>> START Dataset content
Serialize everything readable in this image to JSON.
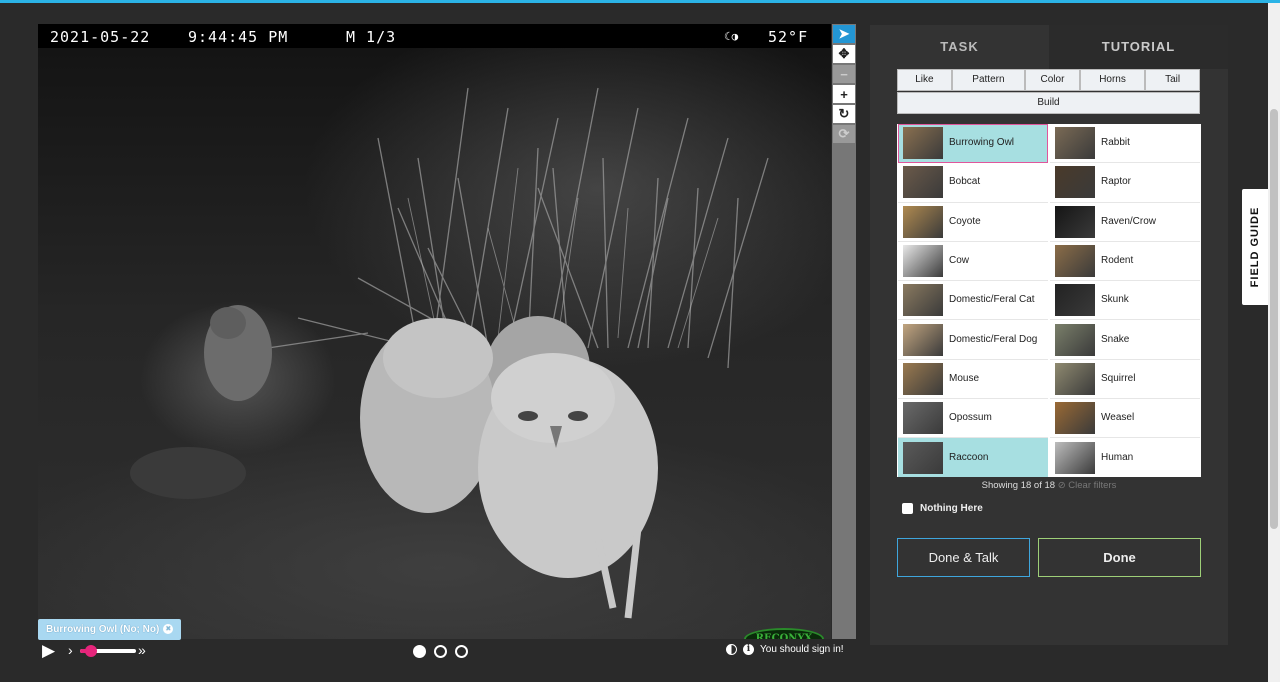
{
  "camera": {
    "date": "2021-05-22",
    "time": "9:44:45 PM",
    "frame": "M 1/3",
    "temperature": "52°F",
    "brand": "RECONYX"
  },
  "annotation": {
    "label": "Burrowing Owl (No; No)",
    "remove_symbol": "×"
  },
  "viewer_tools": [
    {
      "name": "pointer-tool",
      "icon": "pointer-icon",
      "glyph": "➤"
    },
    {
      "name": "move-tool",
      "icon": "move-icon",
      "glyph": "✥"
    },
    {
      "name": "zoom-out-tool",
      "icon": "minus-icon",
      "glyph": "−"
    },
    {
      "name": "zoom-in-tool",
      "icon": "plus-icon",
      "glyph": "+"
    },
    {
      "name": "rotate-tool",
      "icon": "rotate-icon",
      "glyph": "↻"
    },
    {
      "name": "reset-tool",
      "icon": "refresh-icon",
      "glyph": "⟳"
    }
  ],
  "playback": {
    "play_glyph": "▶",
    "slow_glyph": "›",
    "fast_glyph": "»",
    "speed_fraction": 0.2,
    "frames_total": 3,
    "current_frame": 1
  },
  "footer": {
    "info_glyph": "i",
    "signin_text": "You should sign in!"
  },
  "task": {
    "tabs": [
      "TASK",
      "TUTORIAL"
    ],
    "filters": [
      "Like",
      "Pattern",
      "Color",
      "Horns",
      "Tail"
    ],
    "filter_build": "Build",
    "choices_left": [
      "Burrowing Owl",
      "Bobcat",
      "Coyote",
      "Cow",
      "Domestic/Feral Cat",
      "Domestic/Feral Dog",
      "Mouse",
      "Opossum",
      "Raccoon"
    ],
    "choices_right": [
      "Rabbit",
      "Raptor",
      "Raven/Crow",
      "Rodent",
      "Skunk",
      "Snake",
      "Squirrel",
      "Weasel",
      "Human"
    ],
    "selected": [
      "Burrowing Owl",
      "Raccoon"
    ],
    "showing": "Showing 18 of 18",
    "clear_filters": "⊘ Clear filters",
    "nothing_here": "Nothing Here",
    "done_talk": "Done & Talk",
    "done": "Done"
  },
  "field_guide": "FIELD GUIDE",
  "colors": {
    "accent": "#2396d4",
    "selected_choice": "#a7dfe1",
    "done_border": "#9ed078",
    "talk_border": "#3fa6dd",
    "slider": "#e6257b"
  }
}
>> END Dataset content
>> START Dataset content
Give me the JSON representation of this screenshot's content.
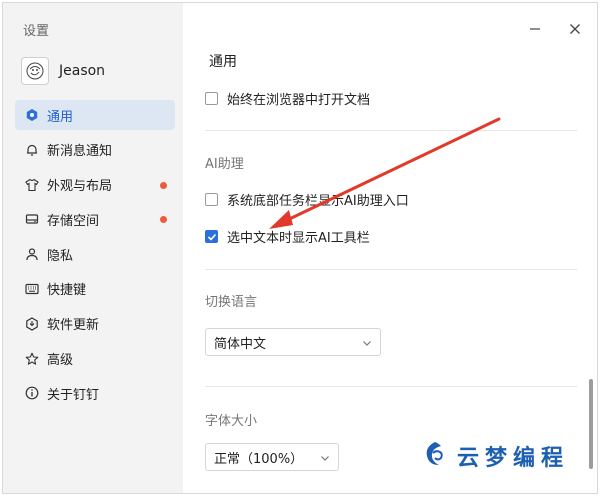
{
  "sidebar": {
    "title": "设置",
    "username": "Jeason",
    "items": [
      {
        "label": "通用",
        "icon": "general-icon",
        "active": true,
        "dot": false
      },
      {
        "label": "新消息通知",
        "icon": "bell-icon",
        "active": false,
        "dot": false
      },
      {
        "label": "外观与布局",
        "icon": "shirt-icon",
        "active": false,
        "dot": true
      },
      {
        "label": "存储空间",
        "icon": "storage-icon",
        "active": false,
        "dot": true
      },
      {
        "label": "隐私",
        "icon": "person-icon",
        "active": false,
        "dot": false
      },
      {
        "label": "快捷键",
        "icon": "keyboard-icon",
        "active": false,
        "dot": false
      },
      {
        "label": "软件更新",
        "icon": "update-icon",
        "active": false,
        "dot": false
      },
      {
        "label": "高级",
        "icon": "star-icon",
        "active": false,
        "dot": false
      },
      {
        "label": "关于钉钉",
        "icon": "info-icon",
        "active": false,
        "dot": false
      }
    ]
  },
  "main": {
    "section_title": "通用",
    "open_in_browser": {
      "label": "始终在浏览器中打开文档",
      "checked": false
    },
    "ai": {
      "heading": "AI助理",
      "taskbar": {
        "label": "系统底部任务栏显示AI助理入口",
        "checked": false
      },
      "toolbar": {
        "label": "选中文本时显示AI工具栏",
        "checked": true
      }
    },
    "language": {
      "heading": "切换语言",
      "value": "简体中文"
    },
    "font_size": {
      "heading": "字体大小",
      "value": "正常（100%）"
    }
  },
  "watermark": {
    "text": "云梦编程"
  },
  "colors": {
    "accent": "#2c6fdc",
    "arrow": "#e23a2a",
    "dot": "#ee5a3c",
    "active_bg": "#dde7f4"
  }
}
>> END Dataset content
*Given exercise*
Work out how many lines of the listing above include "filters". Answer with the number and nothing more.

*Exercise answer*
2